— BEGIN —

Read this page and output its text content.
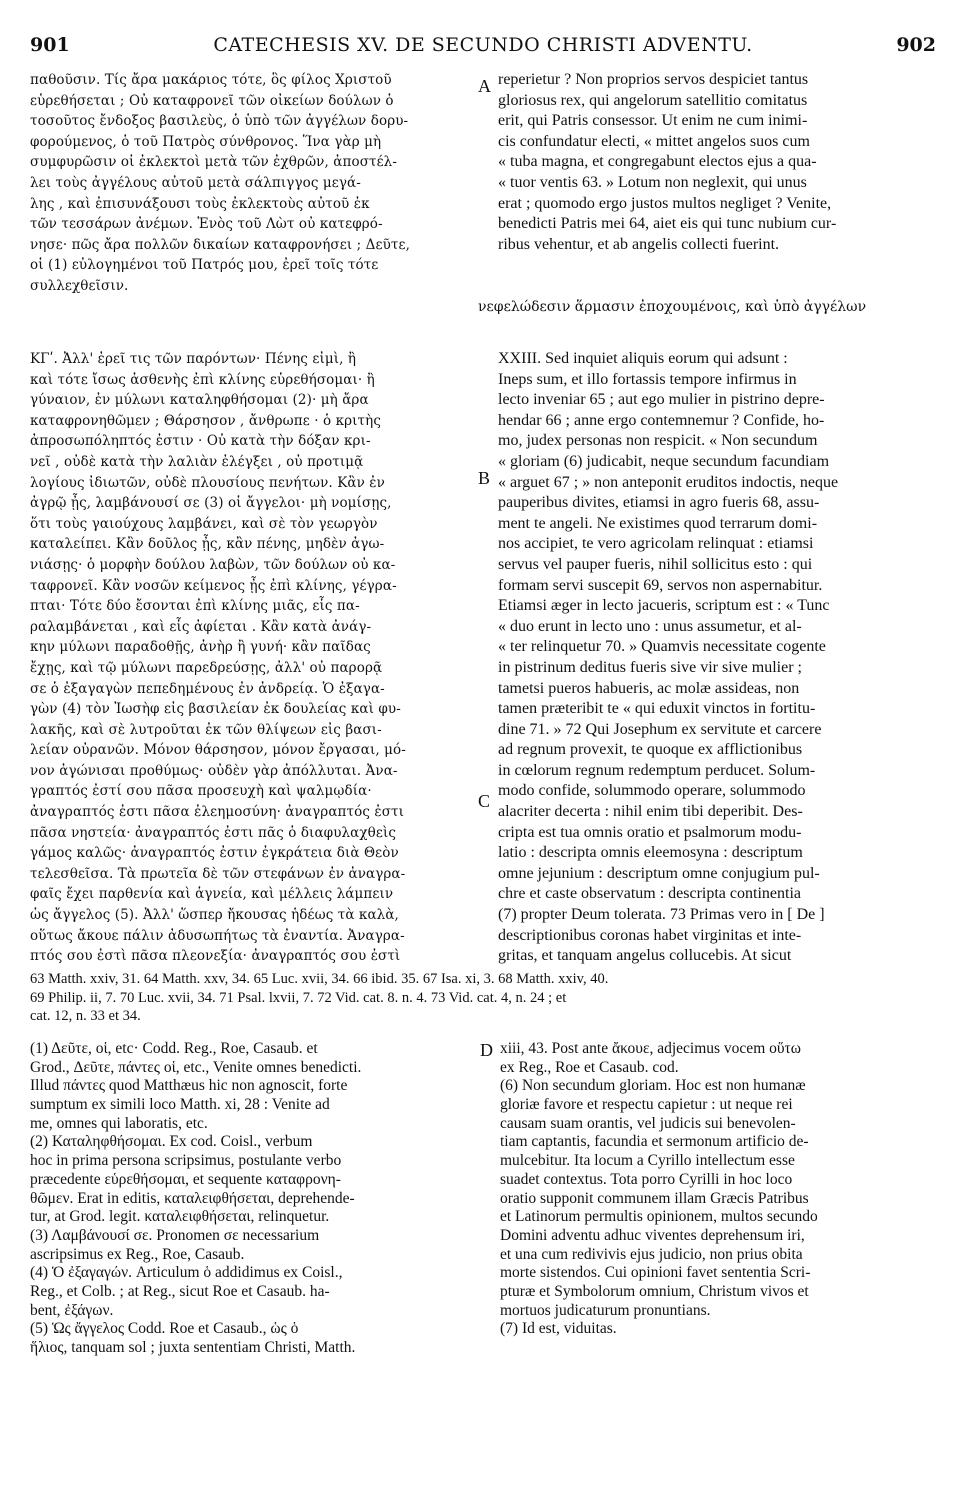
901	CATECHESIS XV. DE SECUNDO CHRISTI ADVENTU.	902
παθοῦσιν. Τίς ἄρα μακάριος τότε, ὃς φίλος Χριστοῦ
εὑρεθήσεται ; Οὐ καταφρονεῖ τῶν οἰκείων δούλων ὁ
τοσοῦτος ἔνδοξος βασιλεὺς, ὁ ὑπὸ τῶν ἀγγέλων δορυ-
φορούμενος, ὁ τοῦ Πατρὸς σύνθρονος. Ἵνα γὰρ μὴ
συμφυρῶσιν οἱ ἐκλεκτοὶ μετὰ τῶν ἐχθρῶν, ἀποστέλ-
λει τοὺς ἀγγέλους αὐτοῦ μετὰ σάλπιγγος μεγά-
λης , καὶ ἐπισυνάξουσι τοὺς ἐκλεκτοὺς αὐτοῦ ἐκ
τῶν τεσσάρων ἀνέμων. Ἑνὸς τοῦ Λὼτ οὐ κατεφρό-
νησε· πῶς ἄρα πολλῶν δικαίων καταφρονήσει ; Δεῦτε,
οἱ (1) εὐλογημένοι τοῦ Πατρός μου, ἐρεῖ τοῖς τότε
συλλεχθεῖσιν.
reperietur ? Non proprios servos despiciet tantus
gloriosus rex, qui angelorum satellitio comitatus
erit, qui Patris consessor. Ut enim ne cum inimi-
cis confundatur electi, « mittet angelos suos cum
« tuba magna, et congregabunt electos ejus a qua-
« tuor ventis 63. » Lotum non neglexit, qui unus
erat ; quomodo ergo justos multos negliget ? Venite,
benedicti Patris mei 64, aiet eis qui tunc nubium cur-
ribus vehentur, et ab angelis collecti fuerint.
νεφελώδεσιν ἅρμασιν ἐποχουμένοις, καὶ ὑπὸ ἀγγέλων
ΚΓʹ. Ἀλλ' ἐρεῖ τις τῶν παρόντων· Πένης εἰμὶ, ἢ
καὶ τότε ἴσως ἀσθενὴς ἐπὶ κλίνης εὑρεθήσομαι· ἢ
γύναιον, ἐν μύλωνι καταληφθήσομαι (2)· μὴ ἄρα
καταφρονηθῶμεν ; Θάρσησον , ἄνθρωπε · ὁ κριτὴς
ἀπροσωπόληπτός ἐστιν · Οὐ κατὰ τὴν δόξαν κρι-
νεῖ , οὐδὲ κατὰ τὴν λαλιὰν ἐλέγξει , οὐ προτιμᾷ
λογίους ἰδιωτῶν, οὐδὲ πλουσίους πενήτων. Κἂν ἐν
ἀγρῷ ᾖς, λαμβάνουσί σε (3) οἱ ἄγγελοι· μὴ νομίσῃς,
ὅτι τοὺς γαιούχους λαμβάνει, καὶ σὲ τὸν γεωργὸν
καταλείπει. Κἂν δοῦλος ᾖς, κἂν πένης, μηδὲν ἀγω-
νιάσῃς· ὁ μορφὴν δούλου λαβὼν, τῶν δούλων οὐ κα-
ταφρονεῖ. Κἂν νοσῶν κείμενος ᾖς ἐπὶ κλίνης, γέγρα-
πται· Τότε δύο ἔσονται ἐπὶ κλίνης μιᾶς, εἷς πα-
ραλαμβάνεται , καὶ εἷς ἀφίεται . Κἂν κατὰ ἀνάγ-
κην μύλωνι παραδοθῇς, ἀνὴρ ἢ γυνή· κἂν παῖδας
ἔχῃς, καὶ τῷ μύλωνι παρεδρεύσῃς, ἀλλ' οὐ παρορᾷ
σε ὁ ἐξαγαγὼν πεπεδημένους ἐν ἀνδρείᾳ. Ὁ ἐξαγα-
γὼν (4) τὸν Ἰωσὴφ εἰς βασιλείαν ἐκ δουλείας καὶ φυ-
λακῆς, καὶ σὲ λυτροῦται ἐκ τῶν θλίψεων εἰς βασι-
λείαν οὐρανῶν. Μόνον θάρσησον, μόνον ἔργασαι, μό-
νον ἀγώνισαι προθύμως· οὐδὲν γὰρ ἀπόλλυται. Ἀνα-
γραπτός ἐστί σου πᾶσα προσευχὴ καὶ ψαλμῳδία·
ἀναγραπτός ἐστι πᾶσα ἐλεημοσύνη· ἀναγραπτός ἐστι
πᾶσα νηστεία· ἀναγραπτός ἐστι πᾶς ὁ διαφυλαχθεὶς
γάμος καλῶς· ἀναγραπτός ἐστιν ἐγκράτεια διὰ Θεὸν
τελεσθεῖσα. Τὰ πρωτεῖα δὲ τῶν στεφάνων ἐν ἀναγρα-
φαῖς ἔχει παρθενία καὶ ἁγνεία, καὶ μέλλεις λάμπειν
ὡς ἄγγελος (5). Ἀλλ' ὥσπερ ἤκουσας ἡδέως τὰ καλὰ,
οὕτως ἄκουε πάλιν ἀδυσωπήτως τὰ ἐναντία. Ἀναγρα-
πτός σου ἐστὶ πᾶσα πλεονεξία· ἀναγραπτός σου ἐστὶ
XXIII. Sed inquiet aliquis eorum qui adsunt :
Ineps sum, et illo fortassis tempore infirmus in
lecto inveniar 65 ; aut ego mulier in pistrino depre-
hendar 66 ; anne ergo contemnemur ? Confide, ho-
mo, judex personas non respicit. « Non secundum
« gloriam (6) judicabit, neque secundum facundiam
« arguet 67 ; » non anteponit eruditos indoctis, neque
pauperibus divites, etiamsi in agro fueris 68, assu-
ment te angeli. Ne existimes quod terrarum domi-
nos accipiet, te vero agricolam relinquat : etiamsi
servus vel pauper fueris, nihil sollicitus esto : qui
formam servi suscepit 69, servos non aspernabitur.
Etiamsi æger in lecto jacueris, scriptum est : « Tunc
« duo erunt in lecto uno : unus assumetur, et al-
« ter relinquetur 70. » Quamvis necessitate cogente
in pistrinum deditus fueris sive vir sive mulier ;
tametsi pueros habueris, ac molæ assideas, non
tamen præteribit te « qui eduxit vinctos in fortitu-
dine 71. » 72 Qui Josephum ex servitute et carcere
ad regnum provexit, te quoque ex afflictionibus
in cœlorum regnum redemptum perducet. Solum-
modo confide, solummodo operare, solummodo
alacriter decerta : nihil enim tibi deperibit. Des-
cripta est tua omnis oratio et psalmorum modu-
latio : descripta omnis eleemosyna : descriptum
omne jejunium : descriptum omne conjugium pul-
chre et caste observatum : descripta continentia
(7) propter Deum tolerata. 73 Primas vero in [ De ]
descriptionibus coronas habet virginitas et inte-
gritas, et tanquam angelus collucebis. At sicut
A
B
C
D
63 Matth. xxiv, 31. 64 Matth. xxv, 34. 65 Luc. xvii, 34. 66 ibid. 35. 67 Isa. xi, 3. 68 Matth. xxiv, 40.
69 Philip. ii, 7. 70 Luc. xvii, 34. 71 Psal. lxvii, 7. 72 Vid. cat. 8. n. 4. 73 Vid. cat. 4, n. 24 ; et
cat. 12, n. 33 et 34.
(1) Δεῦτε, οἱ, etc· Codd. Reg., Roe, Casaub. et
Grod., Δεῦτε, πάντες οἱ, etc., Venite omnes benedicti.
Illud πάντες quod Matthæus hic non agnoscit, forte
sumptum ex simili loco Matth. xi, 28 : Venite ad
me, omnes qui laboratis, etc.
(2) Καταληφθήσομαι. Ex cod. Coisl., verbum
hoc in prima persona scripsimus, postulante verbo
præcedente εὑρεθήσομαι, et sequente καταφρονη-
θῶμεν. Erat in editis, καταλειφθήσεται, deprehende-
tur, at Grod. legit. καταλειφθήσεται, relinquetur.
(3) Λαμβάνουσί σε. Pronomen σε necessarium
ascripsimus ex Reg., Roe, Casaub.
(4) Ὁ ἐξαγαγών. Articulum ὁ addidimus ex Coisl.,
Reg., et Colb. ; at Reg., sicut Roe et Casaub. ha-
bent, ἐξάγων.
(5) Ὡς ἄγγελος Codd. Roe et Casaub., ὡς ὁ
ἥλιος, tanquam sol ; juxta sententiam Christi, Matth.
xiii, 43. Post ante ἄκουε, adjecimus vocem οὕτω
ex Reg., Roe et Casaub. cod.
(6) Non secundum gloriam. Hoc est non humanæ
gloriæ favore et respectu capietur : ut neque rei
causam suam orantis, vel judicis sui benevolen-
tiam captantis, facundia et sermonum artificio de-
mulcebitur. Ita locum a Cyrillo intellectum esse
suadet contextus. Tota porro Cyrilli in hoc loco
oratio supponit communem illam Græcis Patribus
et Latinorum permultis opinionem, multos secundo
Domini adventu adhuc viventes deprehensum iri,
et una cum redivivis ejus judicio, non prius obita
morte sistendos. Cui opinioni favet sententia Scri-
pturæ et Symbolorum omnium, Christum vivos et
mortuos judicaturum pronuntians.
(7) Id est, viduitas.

— END —
— BEGIN —

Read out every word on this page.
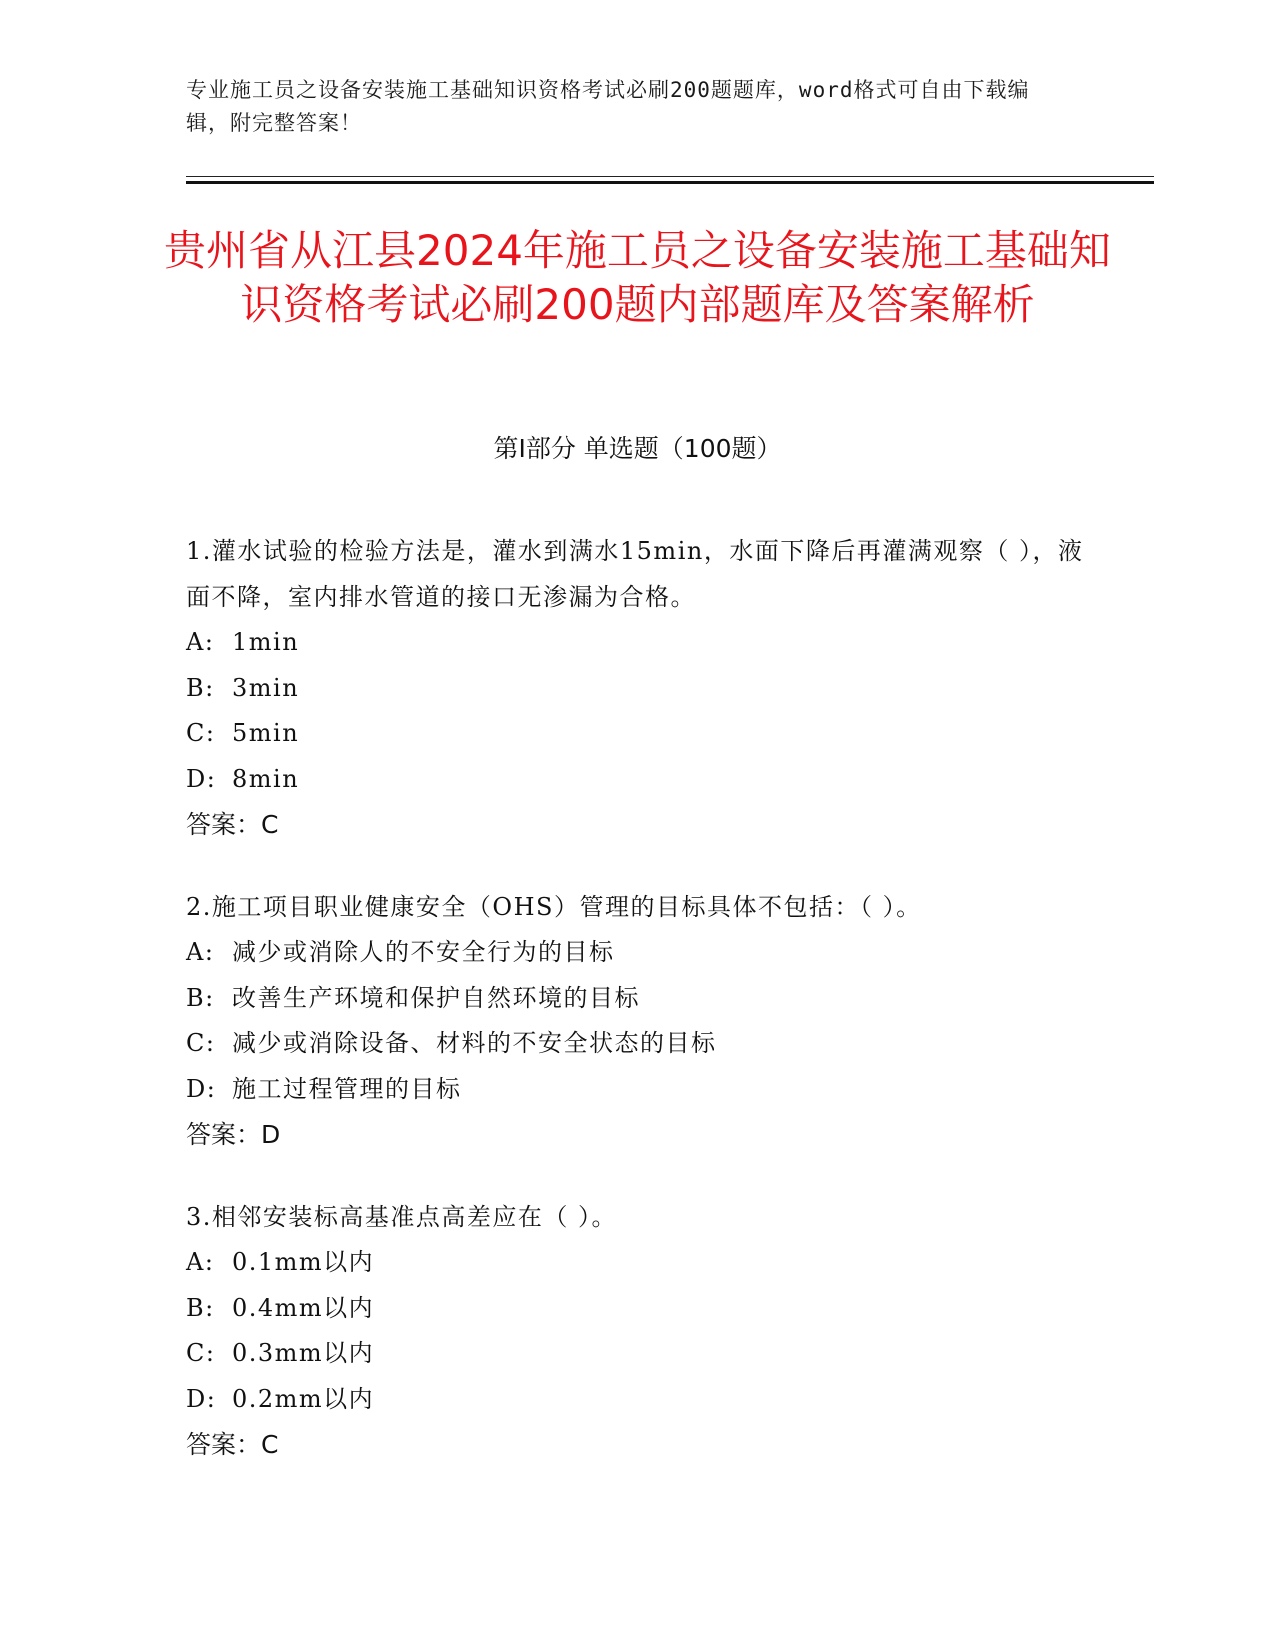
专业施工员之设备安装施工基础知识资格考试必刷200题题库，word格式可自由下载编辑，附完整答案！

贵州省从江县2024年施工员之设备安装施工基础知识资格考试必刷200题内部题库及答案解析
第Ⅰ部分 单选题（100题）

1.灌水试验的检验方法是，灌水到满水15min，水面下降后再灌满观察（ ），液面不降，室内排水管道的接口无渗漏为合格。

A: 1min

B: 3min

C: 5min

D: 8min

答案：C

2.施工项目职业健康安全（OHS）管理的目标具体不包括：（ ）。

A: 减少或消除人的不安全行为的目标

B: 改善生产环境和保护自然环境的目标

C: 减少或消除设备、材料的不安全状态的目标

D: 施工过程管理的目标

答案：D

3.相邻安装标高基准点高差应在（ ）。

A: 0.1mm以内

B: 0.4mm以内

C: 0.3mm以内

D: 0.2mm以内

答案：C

— END —
— BEGIN —

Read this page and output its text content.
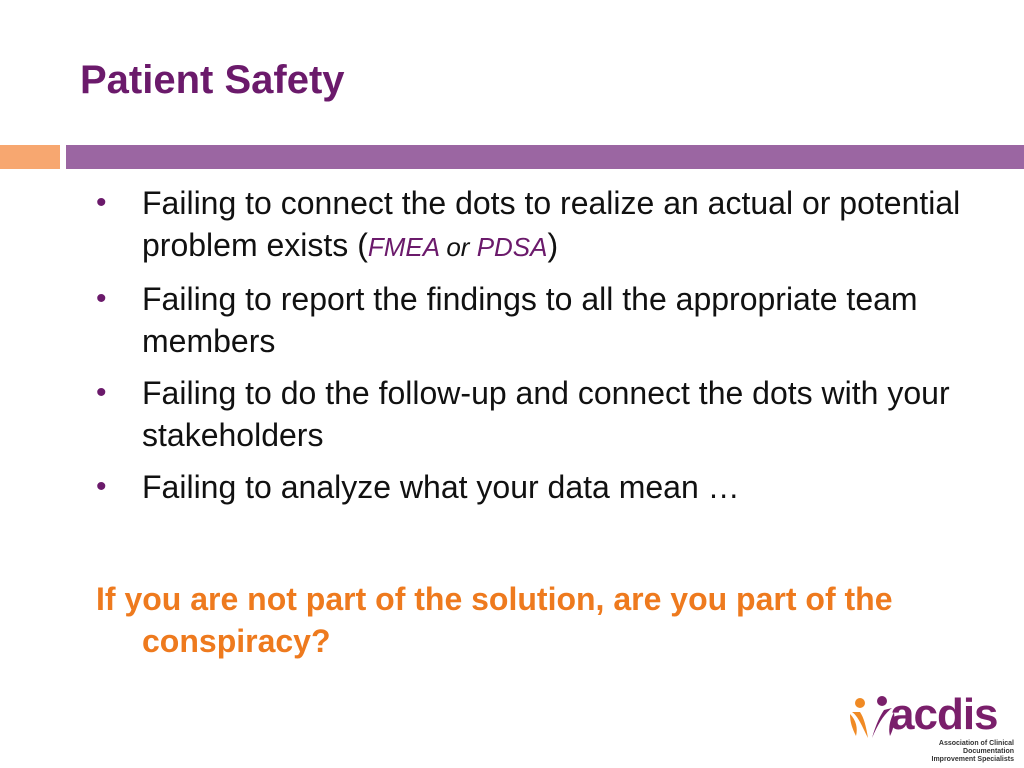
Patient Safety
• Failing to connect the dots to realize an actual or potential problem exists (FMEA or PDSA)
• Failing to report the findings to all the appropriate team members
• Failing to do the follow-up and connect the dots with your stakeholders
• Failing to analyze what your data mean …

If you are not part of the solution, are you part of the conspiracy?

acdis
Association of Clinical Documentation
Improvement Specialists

— END —

Above are the entries; count how many of their lines contain the word "neque" and give only that number.

3